EXTRAIT DU DOCUMENT
--------------------------------------------------

Le choix d’un élargissement réel de l’UE vers l’Est a été fondamentalement fait en 1999 pour faire face aux désillusions populaires croissantes, auxquelles s’ajoutaient les effets de la guerre de l’OTAN dans les Balkans (6) : la promesse d’intégration devait servir de pacificateur et faire passer la pilule des politiques impopulaires de démantèlement de l’État social. Mais il n’était pas question de financer cette « réunification du continent » par un accroissement du budget européen, contrairement aux efforts accomplis vers les pays du Sud de l’Europe… et les Länder est-allemands (7). La libre circulation des capitaux dans une vaste zone de libre-échange devait apporter les financements…

Aussi, dans le cadre de la libéralisation des accords sur les services (AGCS), la plupart des gouvernements d’Europe de l’Est candidats à l’intégration dans l’UE — à l’exception de la Slovénie — ont perçu comme une aubaine la privatisation de leur système bancaire (totalement nationalisé antérieurement) par vente aux banques d’Europe occidentale. Et ces dernières ont perçu l’adhésion à l’UE comme une garantie de juteuses affaires. Le contrôle du système bancaire des futurs membres (encouragé par la commission européenne et les institutions de la mondialisation) fut acquis, à plus de 50 %, dès 2001, sauf en Slovénie.

--------------------------------------------------

ÉNONCÉ A
Recopiez à l'identique le passage de l'extrait sur l'élargissement de l'UE qui commence par les mots « Aussi, dans le » et se termine par « sauf en Slovénie. ».

--------------------------------------------------

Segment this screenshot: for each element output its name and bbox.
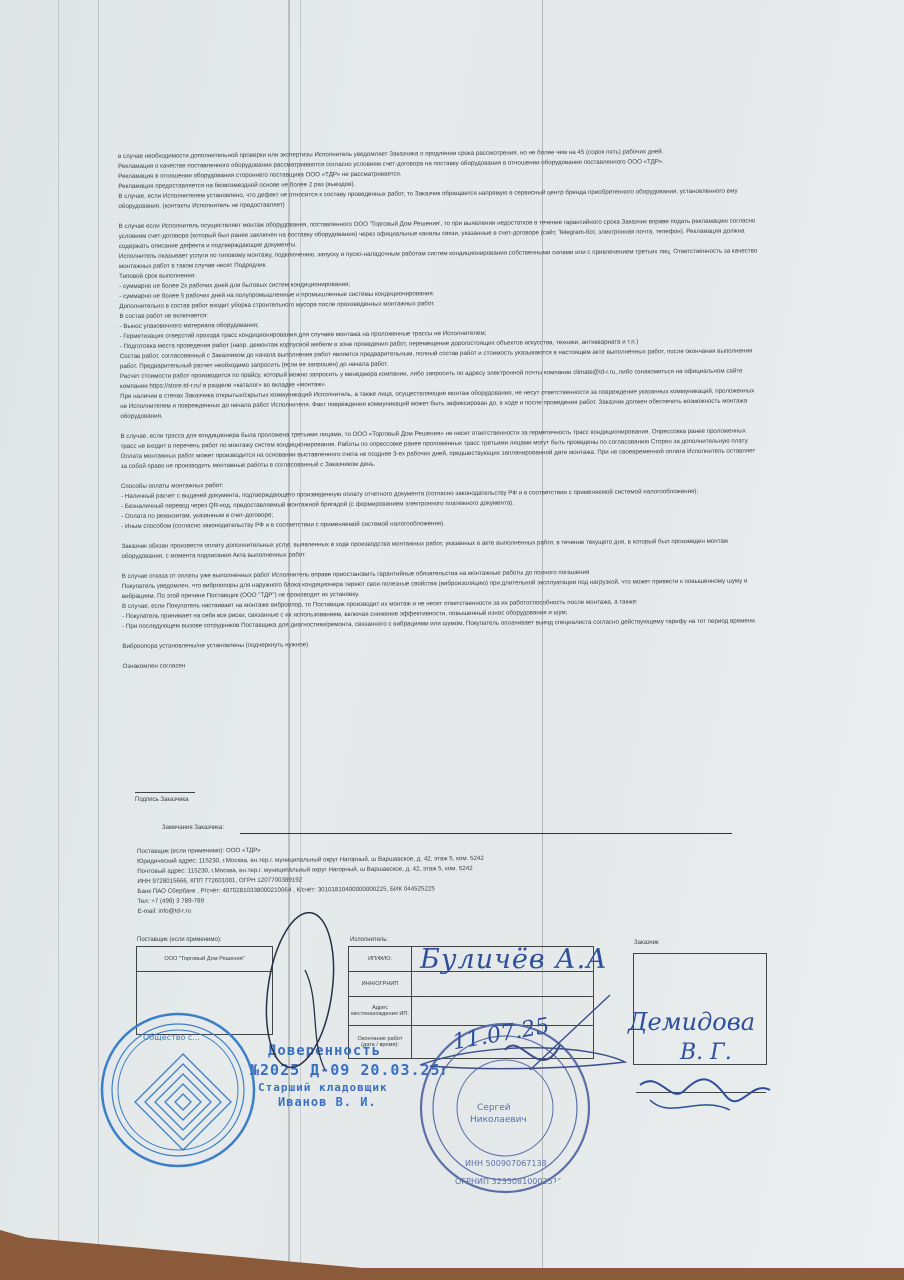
supplier-block-label: Поставщик (если применимо): <box>137 937 221 943</box>
svg-text:Сергей: Сергей <box>477 1103 511 1113</box>
routes-section: В случае, если трасса для кондиционера б… <box>120 426 760 472</box>
poa-person: Иванов В. И. <box>278 1095 377 1109</box>
customer-signature-scribble <box>630 1065 780 1135</box>
warranty-section: В случае если Исполнитель осуществляет м… <box>119 216 761 422</box>
supplier-details: Поставщик (если применимо): ООО «ТДР» Юр… <box>137 843 618 917</box>
customer-remarks-label: Замечания Заказчика: <box>162 825 224 831</box>
svg-text:ОГРНИП 323508100025109: ОГРНИП 323508100025109 <box>455 1177 568 1186</box>
supplier-stamp: Общество с... <box>98 1010 258 1170</box>
contractor-signature-scribble <box>410 990 640 1100</box>
supplier-signature-scribble <box>250 910 370 1080</box>
customer-signature-label: Подпись Заказчика <box>135 797 189 803</box>
svg-text:Николаевич: Николаевич <box>470 1115 527 1125</box>
payment-methods-section: Способы оплаты монтажных работ: - Наличн… <box>121 476 761 532</box>
svg-text:ИНН 500907067138: ИНН 500907067138 <box>465 1159 547 1168</box>
poa-position: Старший кладовщик <box>258 1081 388 1094</box>
customer-remarks-line <box>240 833 732 834</box>
vibration-section: В случае отказа от оплаты уже выполненны… <box>122 566 762 632</box>
claims-section: в случае необходимости дополнительной пр… <box>118 146 758 212</box>
contractor-handwritten-name: Буличёв А.А <box>420 944 608 975</box>
scan-streak <box>58 0 59 1268</box>
customer-handwritten-name: Демидова <box>628 1008 755 1036</box>
document-page: в случае необходимости дополнительной пр… <box>0 0 904 1268</box>
document-body: в случае необходимости дополнительной пр… <box>118 146 763 672</box>
customer-signature-line <box>135 792 195 793</box>
customer-handwritten-initials: В. Г. <box>680 1040 732 1065</box>
customer-block-label: Заказчик <box>634 940 659 946</box>
supplier-stamp-text: Общество с... <box>143 1033 200 1042</box>
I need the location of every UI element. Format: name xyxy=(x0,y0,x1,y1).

--------------------------------------------------

ÉNONCÉ B
Mettez, s'il vous plaît, dans un tableau Markdown à deux colonnes, « N° » et « Ligne », uniquement les lignes des entrées qui vont de celle contenant « supplier-block-label: Поставщик (если » à celle contenant « customer-block-label: Заказчик <box>634 », ces deux lignes comprises, sans les lignes vides.

RÉPONSE FINALE A
Aussi, dans le cadre de la libéralisation des accords sur les services (AGCS), la plupart des gouvernements d’Europe de l’Est candidats à l’intégration dans l’UE — à l’exception de la Slovénie — ont perçu comme une aubaine la privatisation de leur système bancaire (totalement nationalisé antérieurement) par vente aux banques d’Europe occidentale. Et ces dernières ont perçu l’adhésion à l’UE comme une garantie de juteuses affaires. Le contrôle du système bancaire des futurs membres (encouragé par la commission européenne et les institutions de la mondialisation) fut acquis, à plus de 50 %, dès 2001, sauf en Slovénie.

RÉPONSE FINALE B
| N° | Ligne |
|---|---|
| 1 | supplier-block-label: Поставщик (если применимо): <box>137 937 221 943</box> |
| 2 | svg-text:Сергей: Сергей <box>477 1103 511 1113</box> |
| 3 | routes-section: В случае, если трасса для кондиционера б… <box>120 426 760 472</box> |
| 4 | poa-person: Иванов В. И. <box>278 1095 377 1109</box> |
| 5 | customer-signature-scribble <box>630 1065 780 1135</box> |
| 6 | warranty-section: В случае если Исполнитель осуществляет м… <box>119 216 761 422</box> |
| 7 | supplier-details: Поставщик (если применимо): ООО «ТДР» Юр… <box>137 843 618 917</box> |
| 8 | customer-remarks-label: Замечания Заказчика: <box>162 825 224 831</box> |
| 9 | svg-text:ОГРНИП 323508100025109: ОГРНИП 323508100025109 <box>455 1177 568 1186</box> |
| 10 | supplier-stamp: Общество с... <box>98 1010 258 1170</box> |
| 11 | contractor-signature-scribble <box>410 990 640 1100</box> |
| 12 | supplier-signature-scribble <box>250 910 370 1080</box> |
| 13 | customer-signature-label: Подпись Заказчика <box>135 797 189 803</box> |
| 14 | svg-text:Николаевич: Николаевич <box>470 1115 527 1125</box> |
| 15 | payment-methods-section: Способы оплаты монтажных работ: - Наличн… <box>121 476 761 532</box> |
| 16 | svg-text:ИНН 500907067138: ИНН 500907067138 <box>465 1159 547 1168</box> |
| 17 | poa-position: Старший кладовщик <box>258 1081 388 1094</box> |
| 18 | customer-remarks-line <box>240 833 732 834</box> |
| 19 | vibration-section: В случае отказа от оплаты уже выполненны… <box>122 566 762 632</box> |
| 20 | claims-section: в случае необходимости дополнительной пр… <box>118 146 758 212</box> |
| 21 | contractor-handwritten-name: Буличёв А.А <box>420 944 608 975</box> |
| 22 | scan-streak <box>58 0 59 1268</box> |
| 23 | customer-handwritten-name: Демидова <box>628 1008 755 1036</box> |
| 24 | document-page: в случае необходимости дополнительной пр… <box>0 0 904 1268</box> |
| 25 | document-body: в случае необходимости дополнительной пр… <box>118 146 763 672</box> |
| 26 | customer-signature-line <box>135 792 195 793</box> |
| 27 | customer-handwritten-initials: В. Г. <box>680 1040 732 1065</box> |
| 28 | customer-block-label: Заказчик <box>634 940 659 946</box> |